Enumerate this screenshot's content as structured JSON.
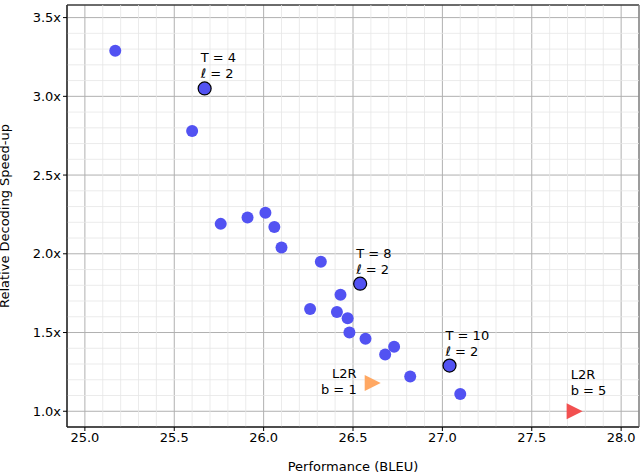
{
  "chart_data": {
    "type": "scatter",
    "xlabel": "Performance (BLEU)",
    "ylabel": "Relative Decoding Speed-up",
    "xlim": [
      24.9,
      28.1
    ],
    "ylim": [
      0.9,
      3.58
    ],
    "xticks": [
      {
        "value": 25,
        "label": "25.0"
      },
      {
        "value": 25.5,
        "label": "25.5"
      },
      {
        "value": 26,
        "label": "26.0"
      },
      {
        "value": 26.5,
        "label": "26.5"
      },
      {
        "value": 27,
        "label": "27.0"
      },
      {
        "value": 27.5,
        "label": "27.5"
      },
      {
        "value": 28,
        "label": "28.0"
      }
    ],
    "yticks": [
      {
        "value": 1,
        "label": "1.0x"
      },
      {
        "value": 1.5,
        "label": "1.5x"
      },
      {
        "value": 2,
        "label": "2.0x"
      },
      {
        "value": 2.5,
        "label": "2.5x"
      },
      {
        "value": 3,
        "label": "3.0x"
      },
      {
        "value": 3.5,
        "label": "3.5x"
      }
    ],
    "grid": true,
    "series": [
      {
        "color": "#5252f2",
        "marker": "circle",
        "x": [
          25.17,
          25.6,
          25.76,
          25.91,
          26.01,
          26.06,
          26.1,
          26.32,
          26.26,
          26.43,
          26.41,
          26.47,
          26.48,
          26.57,
          26.73,
          26.68,
          26.82,
          27.1
        ],
        "values": [
          3.29,
          2.78,
          2.19,
          2.23,
          2.26,
          2.17,
          2.04,
          1.95,
          1.65,
          1.74,
          1.63,
          1.59,
          1.5,
          1.46,
          1.41,
          1.36,
          1.22,
          1.11
        ]
      },
      {
        "color": "#5252f2",
        "marker": "circle_outlined",
        "x": [
          25.67,
          26.54,
          27.04
        ],
        "values": [
          3.05,
          1.81,
          1.29
        ],
        "point_labels": [
          "T = 4\nℓ = 2",
          "T = 8\nℓ = 2",
          "T = 10\nℓ = 2"
        ]
      },
      {
        "color": "#ffa863",
        "marker": "triangle_right",
        "x": [
          26.61
        ],
        "values": [
          1.18
        ],
        "point_labels": [
          "L2R\nb = 1"
        ]
      },
      {
        "color": "#f25050",
        "marker": "triangle_right",
        "x": [
          27.74
        ],
        "values": [
          1.0
        ],
        "point_labels": [
          "L2R\nb = 5"
        ]
      }
    ]
  }
}
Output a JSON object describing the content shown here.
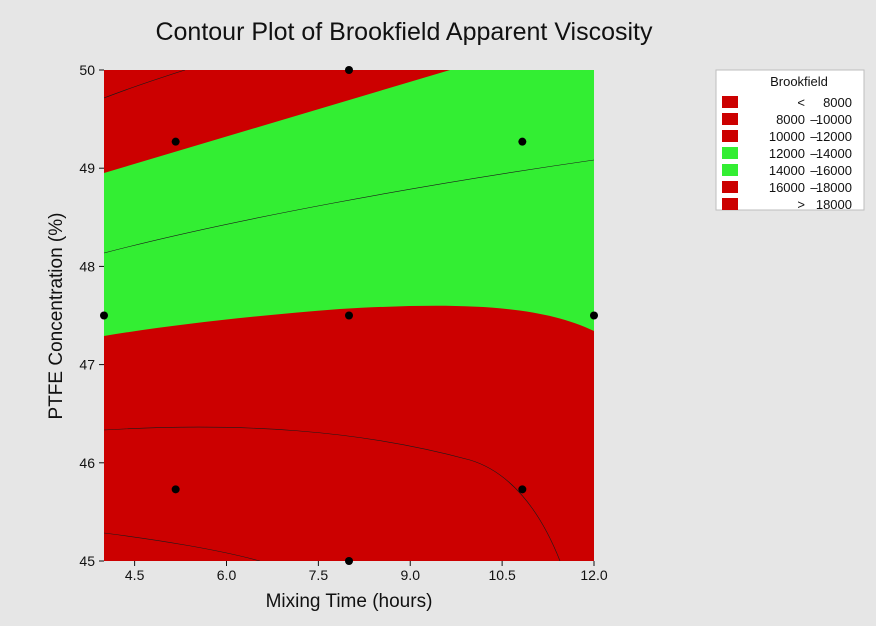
{
  "chart_data": {
    "type": "contour",
    "title": "Contour Plot of Brookfield Apparent Viscosity",
    "xlabel": "Mixing Time (hours)",
    "ylabel": "PTFE Concentration (%)",
    "xlim": [
      4.0,
      12.0
    ],
    "ylim": [
      45,
      50
    ],
    "x_ticks": [
      "4.5",
      "6.0",
      "7.5",
      "9.0",
      "10.5",
      "12.0"
    ],
    "y_ticks": [
      "45",
      "46",
      "47",
      "48",
      "49",
      "50"
    ],
    "design_points": [
      {
        "x": 8.0,
        "y": 50.0
      },
      {
        "x": 5.17,
        "y": 49.27
      },
      {
        "x": 10.83,
        "y": 49.27
      },
      {
        "x": 4.0,
        "y": 47.5
      },
      {
        "x": 8.0,
        "y": 47.5
      },
      {
        "x": 12.0,
        "y": 47.5
      },
      {
        "x": 5.17,
        "y": 45.73
      },
      {
        "x": 10.83,
        "y": 45.73
      },
      {
        "x": 8.0,
        "y": 45.0
      }
    ],
    "regions": [
      {
        "band": "> 18000",
        "color": "#cc0000"
      },
      {
        "band": "16000 – 18000",
        "color": "#cc0000"
      },
      {
        "band": "14000 – 16000",
        "color": "#33ee33"
      },
      {
        "band": "12000 – 14000",
        "color": "#33ee33"
      }
    ],
    "legend": {
      "title": "Brookfield",
      "position": "right",
      "entries": [
        {
          "low": "<",
          "high": "8000",
          "color": "#cc0000"
        },
        {
          "low": "8000",
          "high": "10000",
          "color": "#cc0000"
        },
        {
          "low": "10000",
          "high": "12000",
          "color": "#cc0000"
        },
        {
          "low": "12000",
          "high": "14000",
          "color": "#33ee33"
        },
        {
          "low": "14000",
          "high": "16000",
          "color": "#33ee33"
        },
        {
          "low": "16000",
          "high": "18000",
          "color": "#cc0000"
        },
        {
          "low": ">",
          "high": "18000",
          "color": "#cc0000"
        }
      ]
    },
    "colors": {
      "red": "#cc0000",
      "green": "#33ee33",
      "background": "#e6e6e6"
    }
  }
}
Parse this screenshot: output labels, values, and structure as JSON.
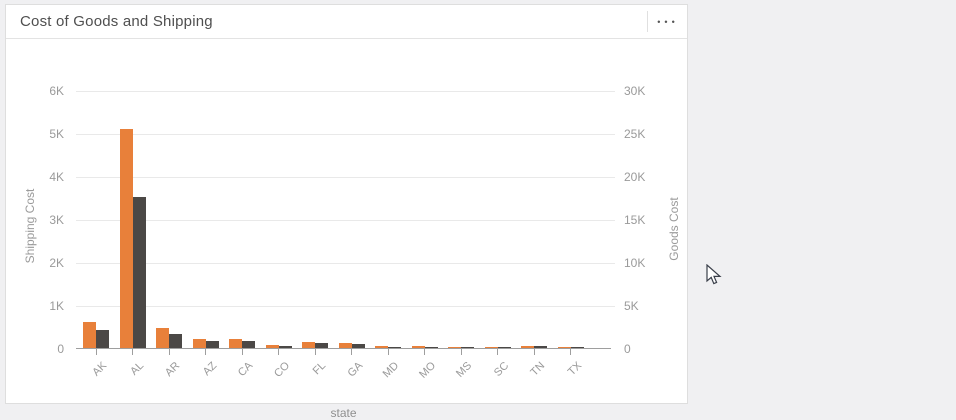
{
  "card": {
    "title": "Cost of Goods and Shipping",
    "menu_icon": "ellipsis-icon",
    "menu_glyph": "■ ■ ■"
  },
  "colors": {
    "shipping_bar": "#e8803a",
    "goods_bar": "#4b4846",
    "gridline": "#e9e9e9",
    "axis_line": "#9e9e9e",
    "tick_text": "#9a9a9a",
    "title_text": "#4f4f4f",
    "card_bg": "#ffffff",
    "page_bg": "#f0f0f2"
  },
  "chart_data": {
    "type": "bar",
    "title": "Cost of Goods and Shipping",
    "categories": [
      "AK",
      "AL",
      "AR",
      "AZ",
      "CA",
      "CO",
      "FL",
      "GA",
      "MD",
      "MO",
      "MS",
      "SC",
      "TN",
      "TX"
    ],
    "series": [
      {
        "name": "Shipping Cost",
        "axis": "left",
        "color": "#e8803a",
        "values": [
          600,
          5100,
          470,
          200,
          220,
          70,
          130,
          120,
          50,
          50,
          10,
          25,
          55,
          30
        ]
      },
      {
        "name": "Goods Cost",
        "axis": "right",
        "color": "#4b4846",
        "values": [
          2100,
          17600,
          1650,
          800,
          850,
          250,
          550,
          450,
          150,
          150,
          50,
          100,
          250,
          100
        ]
      }
    ],
    "xlabel": "state",
    "ylabel_left": "Shipping Cost",
    "ylabel_right": "Goods Cost",
    "y_left": {
      "min": 0,
      "max": 6000,
      "tick_values": [
        0,
        1000,
        2000,
        3000,
        4000,
        5000,
        6000
      ],
      "tick_labels": [
        "0",
        "1K",
        "2K",
        "3K",
        "4K",
        "5K",
        "6K"
      ]
    },
    "y_right": {
      "min": 0,
      "max": 30000,
      "tick_values": [
        0,
        5000,
        10000,
        15000,
        20000,
        25000,
        30000
      ],
      "tick_labels": [
        "0",
        "5K",
        "10K",
        "15K",
        "20K",
        "25K",
        "30K"
      ]
    },
    "grid": true,
    "legend": "none"
  }
}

◆ ◆ ◆ ◆ ◆ ◆ ◆

» **EXERCISE DESCRIPTION**: Do not include the images; transcribe the rest of the listing exactly.

» **TASK OUTPUT**:
Enumerate this screenshot's content as structured JSON.
{
  "chart_data": {
    "type": "scatter",
    "xlabel": "Performance (BLEU)",
    "ylabel": "Relative Decoding Speed-up",
    "xlim": [
      24.9,
      28.1
    ],
    "ylim": [
      0.9,
      3.58
    ],
    "xticks": [
      {
        "value": 25,
        "label": "25.0"
      },
      {
        "value": 25.5,
        "label": "25.5"
      },
      {
        "value": 26,
        "label": "26.0"
      },
      {
        "value": 26.5,
        "label": "26.5"
      },
      {
        "value": 27,
        "label": "27.0"
      },
      {
        "value": 27.5,
        "label": "27.5"
      },
      {
        "value": 28,
        "label": "28.0"
      }
    ],
    "yticks": [
      {
        "value": 1,
        "label": "1.0x"
      },
      {
        "value": 1.5,
        "label": "1.5x"
      },
      {
        "value": 2,
        "label": "2.0x"
      },
      {
        "value": 2.5,
        "label": "2.5x"
      },
      {
        "value": 3,
        "label": "3.0x"
      },
      {
        "value": 3.5,
        "label": "3.5x"
      }
    ],
    "grid": true,
    "series": [
      {
        "color": "#5252f2",
        "marker": "circle",
        "x": [
          25.17,
          25.6,
          25.76,
          25.91,
          26.01,
          26.06,
          26.1,
          26.32,
          26.26,
          26.43,
          26.41,
          26.47,
          26.48,
          26.57,
          26.73,
          26.68,
          26.82,
          27.1
        ],
        "values": [
          3.29,
          2.78,
          2.19,
          2.23,
          2.26,
          2.17,
          2.04,
          1.95,
          1.65,
          1.74,
          1.63,
          1.59,
          1.5,
          1.46,
          1.41,
          1.36,
          1.22,
          1.11
        ]
      },
      {
        "color": "#5252f2",
        "marker": "circle_outlined",
        "x": [
          25.67,
          26.54,
          27.04
        ],
        "values": [
          3.05,
          1.81,
          1.29
        ],
        "point_labels": [
          "T = 4\nℓ = 2",
          "T = 8\nℓ = 2",
          "T = 10\nℓ = 2"
        ]
      },
      {
        "color": "#ffa863",
        "marker": "triangle_right",
        "x": [
          26.61
        ],
        "values": [
          1.18
        ],
        "point_labels": [
          "L2R\nb = 1"
        ]
      },
      {
        "color": "#f25050",
        "marker": "triangle_right",
        "x": [
          27.74
        ],
        "values": [
          1.0
        ],
        "point_labels": [
          "L2R\nb = 5"
        ]
      }
    ]
  }
}
Output a JSON object describing the content shown here.
{
  "chart_data": {
    "type": "contour",
    "title": "Contour Plot of Brookfield Apparent Viscosity",
    "xlabel": "Mixing Time (hours)",
    "ylabel": "PTFE Concentration (%)",
    "xlim": [
      4.0,
      12.0
    ],
    "ylim": [
      45,
      50
    ],
    "x_ticks": [
      "4.5",
      "6.0",
      "7.5",
      "9.0",
      "10.5",
      "12.0"
    ],
    "y_ticks": [
      "45",
      "46",
      "47",
      "48",
      "49",
      "50"
    ],
    "design_points": [
      {
        "x": 8.0,
        "y": 50.0
      },
      {
        "x": 5.17,
        "y": 49.27
      },
      {
        "x": 10.83,
        "y": 49.27
      },
      {
        "x": 4.0,
        "y": 47.5
      },
      {
        "x": 8.0,
        "y": 47.5
      },
      {
        "x": 12.0,
        "y": 47.5
      },
      {
        "x": 5.17,
        "y": 45.73
      },
      {
        "x": 10.83,
        "y": 45.73
      },
      {
        "x": 8.0,
        "y": 45.0
      }
    ],
    "regions": [
      {
        "band": "> 18000",
        "color": "#cc0000"
      },
      {
        "band": "16000 – 18000",
        "color": "#cc0000"
      },
      {
        "band": "14000 – 16000",
        "color": "#33ee33"
      },
      {
        "band": "12000 – 14000",
        "color": "#33ee33"
      }
    ],
    "legend": {
      "title": "Brookfield",
      "position": "right",
      "entries": [
        {
          "low": "<",
          "high": "8000",
          "color": "#cc0000"
        },
        {
          "low": "8000",
          "high": "10000",
          "color": "#cc0000"
        },
        {
          "low": "10000",
          "high": "12000",
          "color": "#cc0000"
        },
        {
          "low": "12000",
          "high": "14000",
          "color": "#33ee33"
        },
        {
          "low": "14000",
          "high": "16000",
          "color": "#33ee33"
        },
        {
          "low": "16000",
          "high": "18000",
          "color": "#cc0000"
        },
        {
          "low": ">",
          "high": "18000",
          "color": "#cc0000"
        }
      ]
    },
    "colors": {
      "red": "#cc0000",
      "green": "#33ee33",
      "background": "#e6e6e6"
    }
  }
}
Parse this screenshot: output labels, values, and structure as JSON.
{
  "card": {
    "title": "Cost of Goods and Shipping",
    "menu_icon": "ellipsis-icon",
    "menu_glyph": "■ ■ ■"
  },
  "colors": {
    "shipping_bar": "#e8803a",
    "goods_bar": "#4b4846",
    "gridline": "#e9e9e9",
    "axis_line": "#9e9e9e",
    "tick_text": "#9a9a9a",
    "title_text": "#4f4f4f",
    "card_bg": "#ffffff",
    "page_bg": "#f0f0f2"
  },
  "chart_data": {
    "type": "bar",
    "title": "Cost of Goods and Shipping",
    "categories": [
      "AK",
      "AL",
      "AR",
      "AZ",
      "CA",
      "CO",
      "FL",
      "GA",
      "MD",
      "MO",
      "MS",
      "SC",
      "TN",
      "TX"
    ],
    "series": [
      {
        "name": "Shipping Cost",
        "axis": "left",
        "color": "#e8803a",
        "values": [
          600,
          5100,
          470,
          200,
          220,
          70,
          130,
          120,
          50,
          50,
          10,
          25,
          55,
          30
        ]
      },
      {
        "name": "Goods Cost",
        "axis": "right",
        "color": "#4b4846",
        "values": [
          2100,
          17600,
          1650,
          800,
          850,
          250,
          550,
          450,
          150,
          150,
          50,
          100,
          250,
          100
        ]
      }
    ],
    "xlabel": "state",
    "ylabel_left": "Shipping Cost",
    "ylabel_right": "Goods Cost",
    "y_left": {
      "min": 0,
      "max": 6000,
      "tick_values": [
        0,
        1000,
        2000,
        3000,
        4000,
        5000,
        6000
      ],
      "tick_labels": [
        "0",
        "1K",
        "2K",
        "3K",
        "4K",
        "5K",
        "6K"
      ]
    },
    "y_right": {
      "min": 0,
      "max": 30000,
      "tick_values": [
        0,
        5000,
        10000,
        15000,
        20000,
        25000,
        30000
      ],
      "tick_labels": [
        "0",
        "5K",
        "10K",
        "15K",
        "20K",
        "25K",
        "30K"
      ]
    },
    "grid": true,
    "legend": "none"
  }
}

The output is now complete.